工人流动性高
刘玲是黄立在街上待了一个早上招到的工人,对于工作,她唯一的要求是“希望只做白天,不做晚上”。
刘玲是江苏人,现居住在广州客村,离鹭江这块片区很近,去年她在家帮忙带孙子,今年想出来找工作挣点钱,由于以前做过制衣,春节后便过来“制衣村”找工作了。
“我做包装很熟练的,手很快,去年的时候以前的老板还叫过我回去工作呢。”刘玲对于工作没有特别多要求,做长期工或者零工都无所谓,她直言“不带孙子了,主要是想找点事情做做”。
然而,很多制衣厂工人并不像刘玲那样只上白班、不上晚班,在黄立的工厂待了十几年的老员工陈展一边熟练地缝边,一边告诉第一财经记者,工厂的工人大多数是从早上8点干到晚上12点,薪资按件数算,做得越多,薪资就越高。据黄立说,有些老师傅月薪能达到一万,一般的也有6000元到8000元。

**数据摘录:**
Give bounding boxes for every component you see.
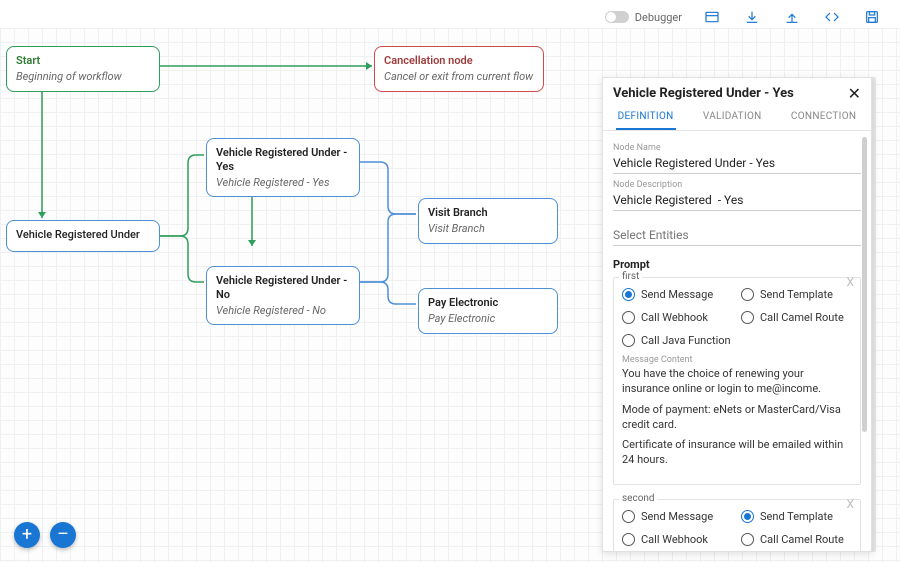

**需完成操作:**
A. 请将关于制衣厂工人的文段中从“刘玲是江苏人,现居住在广州客”起、到“也有6000元到8000元。”为止(含该处)的部分原样复制下来。
B. 请用两句话概括关于制衣厂工人的文段。
C. 请接着关于制衣厂工人的文段往下写，从其最后一句之后开始。

**答案如下:**
A.
刘玲是江苏人,现居住在广州客村,离鹭江这块片区很近,去年她在家帮忙带孙子,今年想出来找工作挣点钱,由于以前做过制衣,春节后便过来“制衣村”找工作了。
“我做包装很熟练的,手很快,去年的时候以前的老板还叫过我回去工作呢。”刘玲对于工作没有特别多要求,做长期工或者零工都无所谓,她直言“不带孙子了,主要是想找点事情做做”。
然而,很多制衣厂工人并不像刘玲那样只上白班、不上晚班,在黄立的工厂待了十几年的老员工陈展一边熟练地缝边,一边告诉第一财经记者,工厂的工人大多数是从早上8点干到晚上12点,薪资按件数算,做得越多,薪资就越高。据黄立说,有些老师傅月薪能达到一万,一般的也有6000元到8000元。

B. 刘玲是黄立在街上招到的江苏籍工人，以前做过制衣，今年春节后来“制衣村”找工作，只希望上白班、不上晚班。工厂里大多数工人从早上8点干到晚上12点，按件数计薪，据黄立说，老师傅月薪能达到一万，一般的也有6000元到8000元。

C.
黄立的厂房里放着约60台缝纫机,在疫情前,几乎每个工位上都坐着马不停蹄赶工的工人,如今,工厂里大概只有20人,三分之二的缝纫机都闲置了。
“现在从事这行的越来越少,每年都少几千人,一年比一年难招,我们从天亮做到天黑,这么辛苦谁还愿意做长期工?”陈展还表示,现在没有多少年轻人还愿意在制衣厂做了,长期工也越来越少,如果以后工厂真的做不下去,他也打算退休回老家了。
实际上,农民工平均年龄正在逐年提高,农民工年龄结构的老化或许也是导致农民工回流的重要原因之一。根据《报告》,2019年,农民工平均年龄为40.8岁;至2019年50岁以上农民工占比已接近25%,而16~30岁的年轻农民工占比则持续下降至只有25%左右。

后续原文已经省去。